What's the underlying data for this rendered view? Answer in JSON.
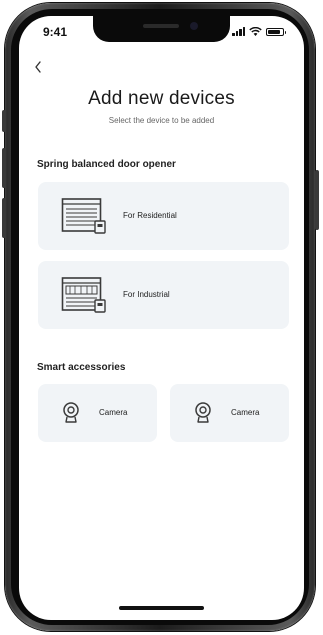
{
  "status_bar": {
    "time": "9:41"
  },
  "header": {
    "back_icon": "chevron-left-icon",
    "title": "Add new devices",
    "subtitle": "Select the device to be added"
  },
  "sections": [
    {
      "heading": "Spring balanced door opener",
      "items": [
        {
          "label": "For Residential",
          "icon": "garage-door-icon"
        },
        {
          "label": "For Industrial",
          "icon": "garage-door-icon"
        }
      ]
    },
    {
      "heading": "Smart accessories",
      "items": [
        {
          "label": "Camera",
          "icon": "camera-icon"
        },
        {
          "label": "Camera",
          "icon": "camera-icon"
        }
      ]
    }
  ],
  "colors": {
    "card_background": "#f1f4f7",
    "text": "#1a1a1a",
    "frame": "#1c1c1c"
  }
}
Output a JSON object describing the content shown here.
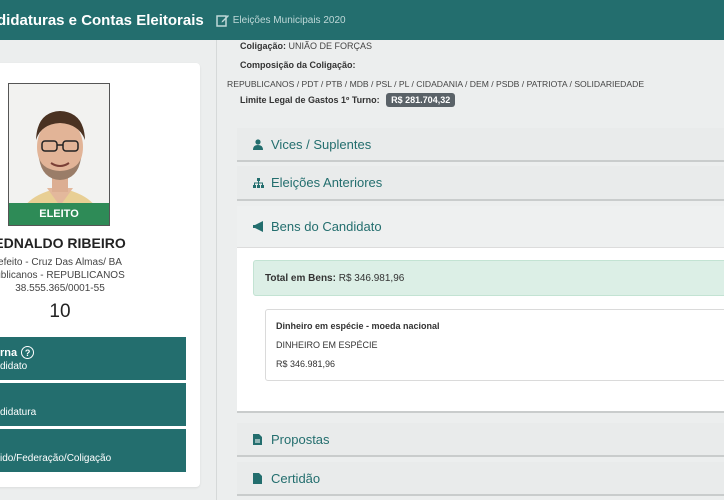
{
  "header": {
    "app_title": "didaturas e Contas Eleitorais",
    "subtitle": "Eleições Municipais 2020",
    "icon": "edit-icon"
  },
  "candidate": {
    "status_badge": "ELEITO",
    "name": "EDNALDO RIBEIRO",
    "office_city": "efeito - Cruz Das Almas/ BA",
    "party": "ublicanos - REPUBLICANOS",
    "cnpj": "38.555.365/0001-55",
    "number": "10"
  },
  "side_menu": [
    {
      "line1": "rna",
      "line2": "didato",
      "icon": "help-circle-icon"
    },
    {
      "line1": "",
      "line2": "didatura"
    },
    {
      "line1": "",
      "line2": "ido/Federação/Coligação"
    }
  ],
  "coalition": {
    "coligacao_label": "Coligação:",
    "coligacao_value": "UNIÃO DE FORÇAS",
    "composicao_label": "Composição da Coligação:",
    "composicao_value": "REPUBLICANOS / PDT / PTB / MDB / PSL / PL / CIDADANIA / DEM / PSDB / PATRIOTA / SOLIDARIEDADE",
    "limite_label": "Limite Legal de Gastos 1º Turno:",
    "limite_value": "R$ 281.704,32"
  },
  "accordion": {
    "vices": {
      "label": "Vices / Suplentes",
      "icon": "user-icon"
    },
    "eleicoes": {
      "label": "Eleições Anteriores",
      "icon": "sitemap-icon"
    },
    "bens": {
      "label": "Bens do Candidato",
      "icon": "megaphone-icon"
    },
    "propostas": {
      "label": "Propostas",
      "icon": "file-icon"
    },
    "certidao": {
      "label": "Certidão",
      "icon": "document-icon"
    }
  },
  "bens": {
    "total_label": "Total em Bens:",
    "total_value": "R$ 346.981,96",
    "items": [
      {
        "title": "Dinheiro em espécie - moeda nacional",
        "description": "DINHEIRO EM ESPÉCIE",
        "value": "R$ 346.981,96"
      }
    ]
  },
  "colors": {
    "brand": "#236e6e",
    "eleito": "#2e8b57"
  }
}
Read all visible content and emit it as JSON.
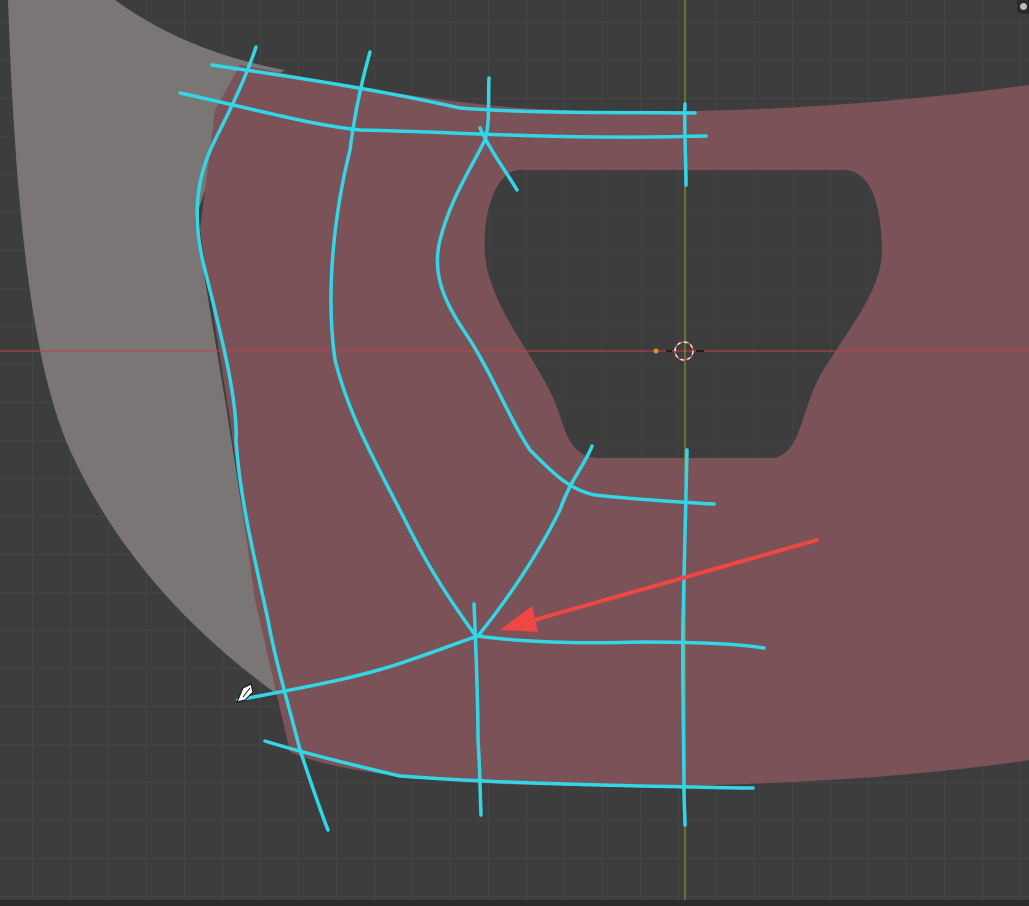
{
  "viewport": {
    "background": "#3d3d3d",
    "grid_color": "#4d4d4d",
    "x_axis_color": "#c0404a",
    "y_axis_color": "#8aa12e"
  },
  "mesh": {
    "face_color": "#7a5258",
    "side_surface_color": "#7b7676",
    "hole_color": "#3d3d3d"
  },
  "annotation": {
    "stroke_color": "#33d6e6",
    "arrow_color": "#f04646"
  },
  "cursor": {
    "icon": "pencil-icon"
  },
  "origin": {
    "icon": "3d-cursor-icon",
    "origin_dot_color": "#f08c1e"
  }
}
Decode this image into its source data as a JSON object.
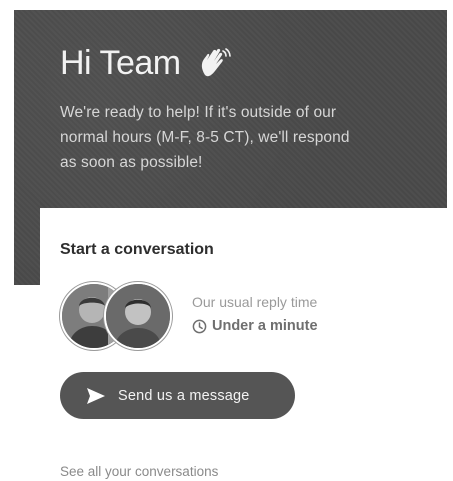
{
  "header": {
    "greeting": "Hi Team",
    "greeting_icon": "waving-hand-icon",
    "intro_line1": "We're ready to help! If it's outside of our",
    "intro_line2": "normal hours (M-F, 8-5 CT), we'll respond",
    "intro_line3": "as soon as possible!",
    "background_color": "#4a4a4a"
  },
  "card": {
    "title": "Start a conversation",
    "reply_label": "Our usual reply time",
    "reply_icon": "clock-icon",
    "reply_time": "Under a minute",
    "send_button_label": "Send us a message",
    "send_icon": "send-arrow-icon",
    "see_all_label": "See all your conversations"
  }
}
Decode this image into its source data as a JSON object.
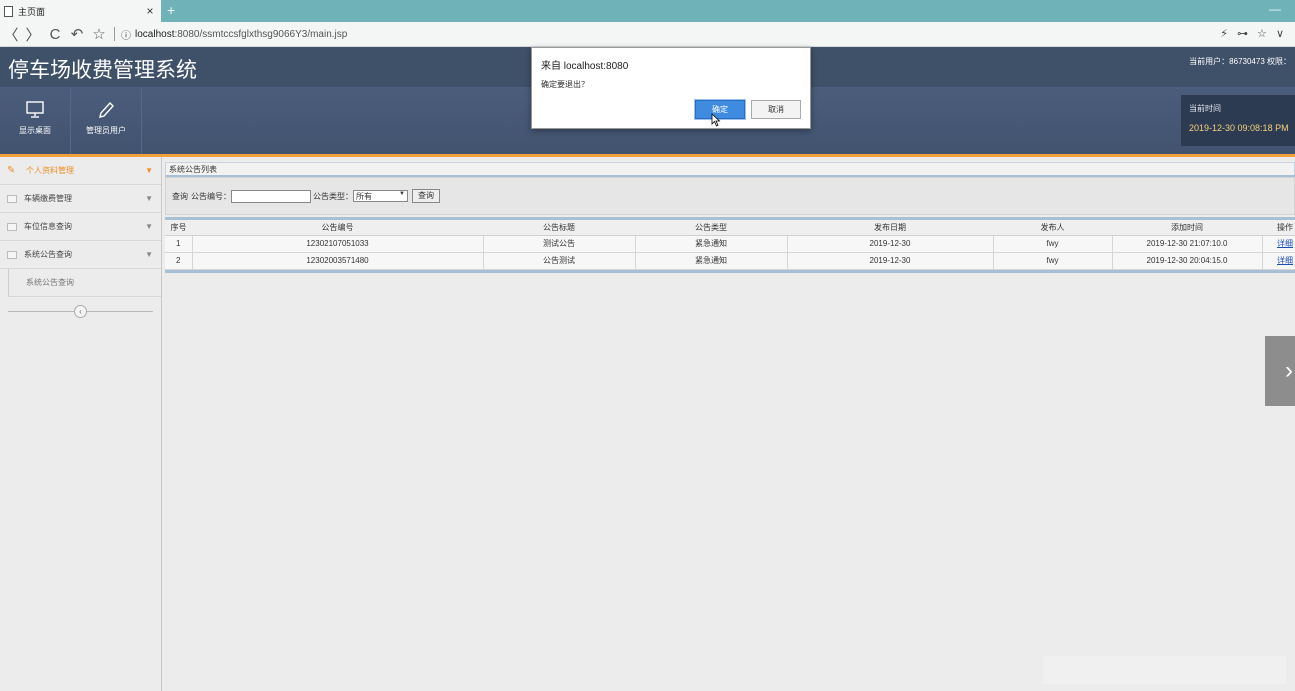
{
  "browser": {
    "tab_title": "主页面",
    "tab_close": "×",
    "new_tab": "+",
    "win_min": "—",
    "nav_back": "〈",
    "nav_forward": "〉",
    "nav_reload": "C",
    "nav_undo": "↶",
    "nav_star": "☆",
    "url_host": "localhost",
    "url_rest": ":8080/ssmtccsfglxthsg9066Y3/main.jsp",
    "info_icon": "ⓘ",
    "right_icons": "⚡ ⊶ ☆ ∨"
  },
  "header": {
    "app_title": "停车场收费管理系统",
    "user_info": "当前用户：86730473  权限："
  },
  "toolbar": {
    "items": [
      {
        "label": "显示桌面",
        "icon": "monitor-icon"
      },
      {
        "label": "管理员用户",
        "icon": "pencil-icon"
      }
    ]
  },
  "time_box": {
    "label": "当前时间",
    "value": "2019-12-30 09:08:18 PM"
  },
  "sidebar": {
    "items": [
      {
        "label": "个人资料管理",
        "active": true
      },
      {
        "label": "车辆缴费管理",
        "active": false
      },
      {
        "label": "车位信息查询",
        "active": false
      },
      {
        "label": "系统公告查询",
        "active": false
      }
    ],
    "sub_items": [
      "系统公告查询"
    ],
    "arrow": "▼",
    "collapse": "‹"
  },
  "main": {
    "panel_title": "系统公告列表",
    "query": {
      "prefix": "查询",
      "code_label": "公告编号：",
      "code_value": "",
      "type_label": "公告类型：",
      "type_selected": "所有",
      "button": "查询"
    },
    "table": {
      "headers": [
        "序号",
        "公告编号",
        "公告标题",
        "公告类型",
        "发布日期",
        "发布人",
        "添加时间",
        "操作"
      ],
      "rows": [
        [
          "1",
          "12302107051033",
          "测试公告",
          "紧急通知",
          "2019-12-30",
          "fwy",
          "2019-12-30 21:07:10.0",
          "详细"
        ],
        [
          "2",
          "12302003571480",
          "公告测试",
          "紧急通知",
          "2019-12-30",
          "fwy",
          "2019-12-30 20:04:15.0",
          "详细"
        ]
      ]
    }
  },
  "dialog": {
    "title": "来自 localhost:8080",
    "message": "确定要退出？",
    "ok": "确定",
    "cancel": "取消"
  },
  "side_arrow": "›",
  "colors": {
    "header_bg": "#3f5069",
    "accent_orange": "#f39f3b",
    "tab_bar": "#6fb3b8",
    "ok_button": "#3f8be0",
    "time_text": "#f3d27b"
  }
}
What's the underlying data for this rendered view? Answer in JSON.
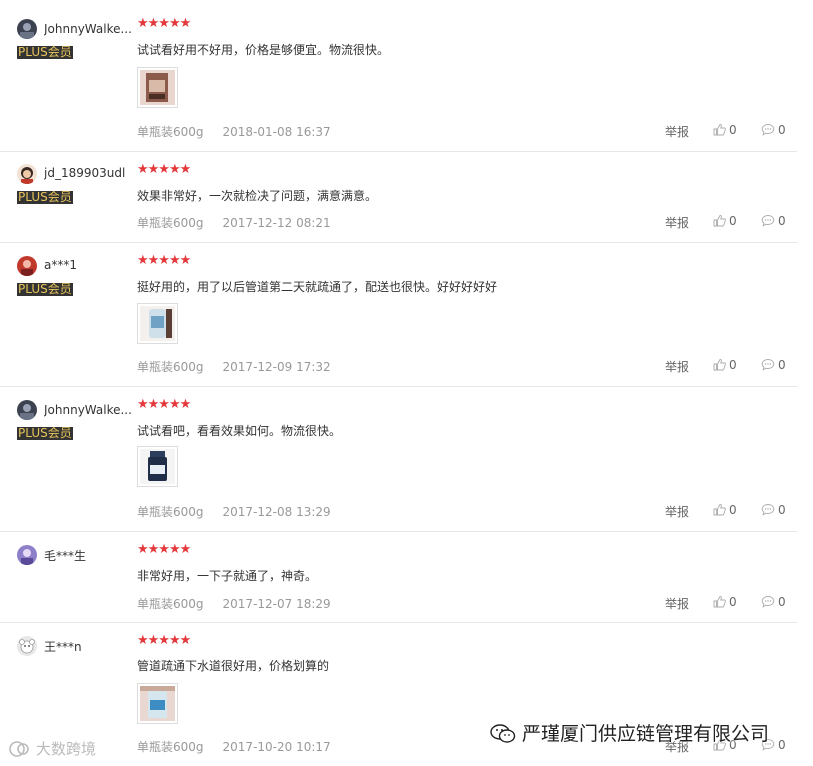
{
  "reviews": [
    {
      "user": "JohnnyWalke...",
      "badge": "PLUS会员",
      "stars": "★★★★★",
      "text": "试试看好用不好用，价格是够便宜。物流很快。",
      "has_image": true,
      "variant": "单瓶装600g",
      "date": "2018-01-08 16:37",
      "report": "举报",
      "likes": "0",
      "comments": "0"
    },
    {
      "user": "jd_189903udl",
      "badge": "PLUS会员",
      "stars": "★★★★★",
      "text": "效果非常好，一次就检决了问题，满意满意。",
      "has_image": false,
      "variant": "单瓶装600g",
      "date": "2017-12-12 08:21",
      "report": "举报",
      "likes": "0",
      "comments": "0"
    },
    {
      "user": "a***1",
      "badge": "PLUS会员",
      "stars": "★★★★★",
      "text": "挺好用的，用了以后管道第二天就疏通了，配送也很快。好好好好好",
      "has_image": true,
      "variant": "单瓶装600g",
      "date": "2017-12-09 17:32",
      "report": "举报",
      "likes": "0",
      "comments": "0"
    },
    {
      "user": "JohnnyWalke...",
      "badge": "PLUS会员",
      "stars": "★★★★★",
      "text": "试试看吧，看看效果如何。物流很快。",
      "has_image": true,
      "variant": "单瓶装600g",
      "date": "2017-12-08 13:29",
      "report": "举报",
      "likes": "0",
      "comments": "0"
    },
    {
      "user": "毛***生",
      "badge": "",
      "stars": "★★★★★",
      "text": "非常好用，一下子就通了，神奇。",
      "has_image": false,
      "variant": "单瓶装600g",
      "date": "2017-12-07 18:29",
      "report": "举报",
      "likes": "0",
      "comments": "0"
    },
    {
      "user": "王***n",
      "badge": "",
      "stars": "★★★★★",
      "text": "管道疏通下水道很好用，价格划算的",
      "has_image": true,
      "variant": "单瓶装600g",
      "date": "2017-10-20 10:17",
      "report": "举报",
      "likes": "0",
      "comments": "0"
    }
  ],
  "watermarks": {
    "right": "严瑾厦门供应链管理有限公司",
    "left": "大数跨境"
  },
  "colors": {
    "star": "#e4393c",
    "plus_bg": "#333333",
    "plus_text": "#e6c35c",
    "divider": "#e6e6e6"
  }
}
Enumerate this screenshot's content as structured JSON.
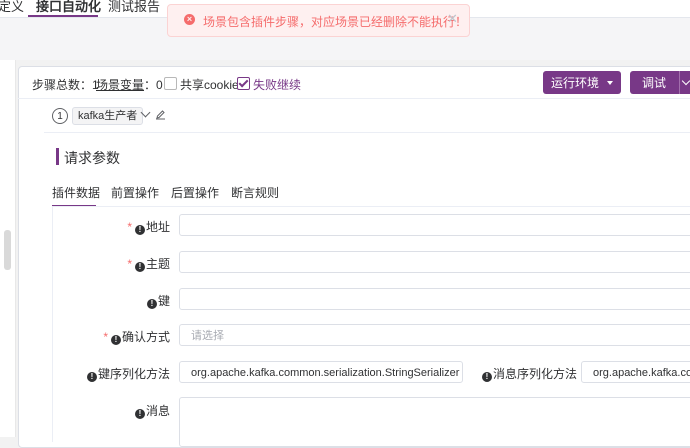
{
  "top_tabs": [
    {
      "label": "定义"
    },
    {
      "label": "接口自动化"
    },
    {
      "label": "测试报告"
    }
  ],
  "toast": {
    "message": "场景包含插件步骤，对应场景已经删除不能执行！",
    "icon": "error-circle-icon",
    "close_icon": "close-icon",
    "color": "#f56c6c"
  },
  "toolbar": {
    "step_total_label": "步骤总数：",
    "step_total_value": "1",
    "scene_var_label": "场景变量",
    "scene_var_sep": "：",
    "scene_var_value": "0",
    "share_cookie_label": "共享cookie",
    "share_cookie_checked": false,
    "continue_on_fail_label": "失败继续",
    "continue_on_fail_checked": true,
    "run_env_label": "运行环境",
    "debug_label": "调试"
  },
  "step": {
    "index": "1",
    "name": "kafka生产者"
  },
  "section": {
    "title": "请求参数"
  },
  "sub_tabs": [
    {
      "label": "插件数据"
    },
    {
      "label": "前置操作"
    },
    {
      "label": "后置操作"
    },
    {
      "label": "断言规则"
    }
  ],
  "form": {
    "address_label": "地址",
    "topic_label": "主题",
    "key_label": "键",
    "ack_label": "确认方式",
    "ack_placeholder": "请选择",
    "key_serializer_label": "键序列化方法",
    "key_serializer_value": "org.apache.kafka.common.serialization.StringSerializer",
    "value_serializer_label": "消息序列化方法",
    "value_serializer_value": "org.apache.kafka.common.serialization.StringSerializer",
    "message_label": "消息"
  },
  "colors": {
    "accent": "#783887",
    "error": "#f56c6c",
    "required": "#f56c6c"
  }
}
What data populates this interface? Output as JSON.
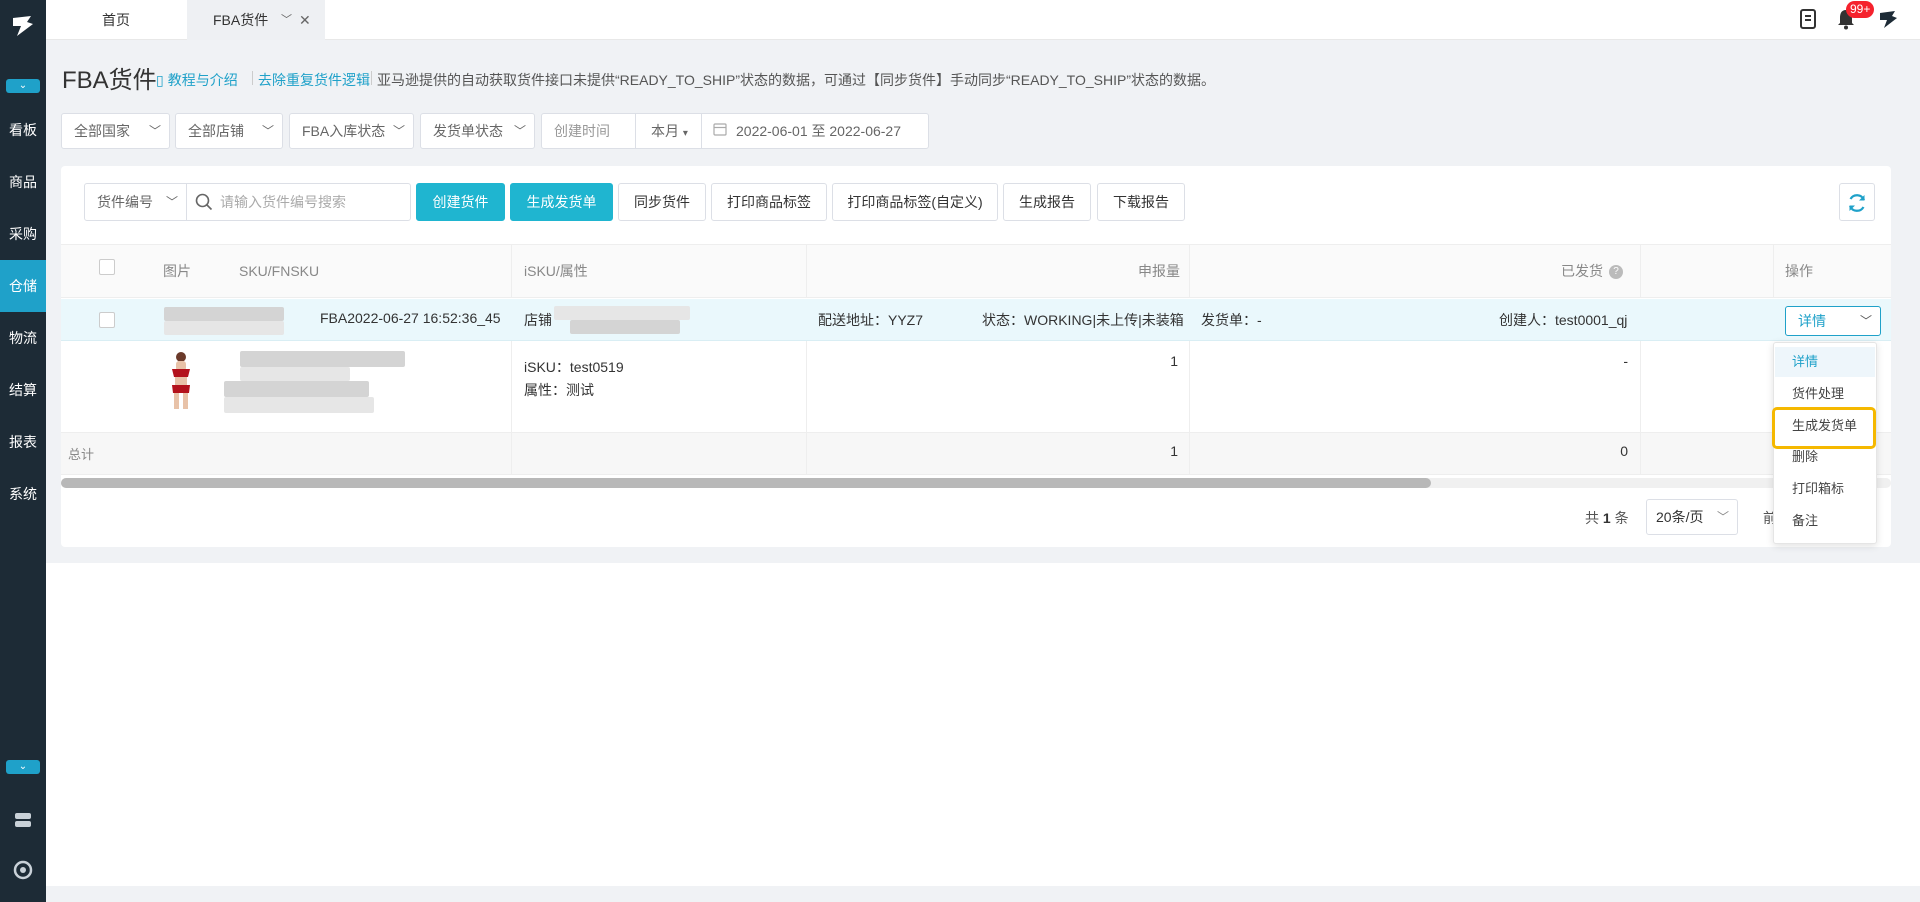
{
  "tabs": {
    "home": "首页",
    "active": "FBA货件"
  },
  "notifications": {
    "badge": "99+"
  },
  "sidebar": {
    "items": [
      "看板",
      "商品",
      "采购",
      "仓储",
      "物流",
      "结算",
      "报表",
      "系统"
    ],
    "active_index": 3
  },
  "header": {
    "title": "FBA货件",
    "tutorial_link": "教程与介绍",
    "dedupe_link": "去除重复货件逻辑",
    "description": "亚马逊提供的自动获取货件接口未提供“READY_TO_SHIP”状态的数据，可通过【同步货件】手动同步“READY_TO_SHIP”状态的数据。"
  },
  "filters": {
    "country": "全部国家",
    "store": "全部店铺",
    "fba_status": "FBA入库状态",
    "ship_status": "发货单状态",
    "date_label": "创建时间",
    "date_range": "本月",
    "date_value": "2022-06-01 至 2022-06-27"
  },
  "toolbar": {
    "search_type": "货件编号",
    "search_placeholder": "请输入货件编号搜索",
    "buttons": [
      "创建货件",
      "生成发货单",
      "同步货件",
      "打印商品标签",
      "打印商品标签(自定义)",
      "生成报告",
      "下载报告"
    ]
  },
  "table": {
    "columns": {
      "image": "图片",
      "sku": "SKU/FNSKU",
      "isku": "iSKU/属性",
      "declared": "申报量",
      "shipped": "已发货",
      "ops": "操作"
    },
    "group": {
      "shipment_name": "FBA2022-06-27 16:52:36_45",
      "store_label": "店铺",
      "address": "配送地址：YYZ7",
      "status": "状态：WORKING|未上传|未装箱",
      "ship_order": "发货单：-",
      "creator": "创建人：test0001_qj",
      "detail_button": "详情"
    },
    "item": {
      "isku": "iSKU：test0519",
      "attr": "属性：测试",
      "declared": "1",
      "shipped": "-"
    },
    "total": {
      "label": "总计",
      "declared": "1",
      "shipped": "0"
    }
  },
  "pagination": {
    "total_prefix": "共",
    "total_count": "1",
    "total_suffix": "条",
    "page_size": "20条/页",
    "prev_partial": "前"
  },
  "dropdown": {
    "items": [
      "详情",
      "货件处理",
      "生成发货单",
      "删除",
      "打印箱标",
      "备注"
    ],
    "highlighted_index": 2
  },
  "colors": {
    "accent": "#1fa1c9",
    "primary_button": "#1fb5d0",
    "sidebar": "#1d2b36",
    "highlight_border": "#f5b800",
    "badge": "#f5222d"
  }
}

-*-*-

> _Exercise instructions_
Say how many lines include the word "heading"; reply with the number alone.

> _Result of the task_
2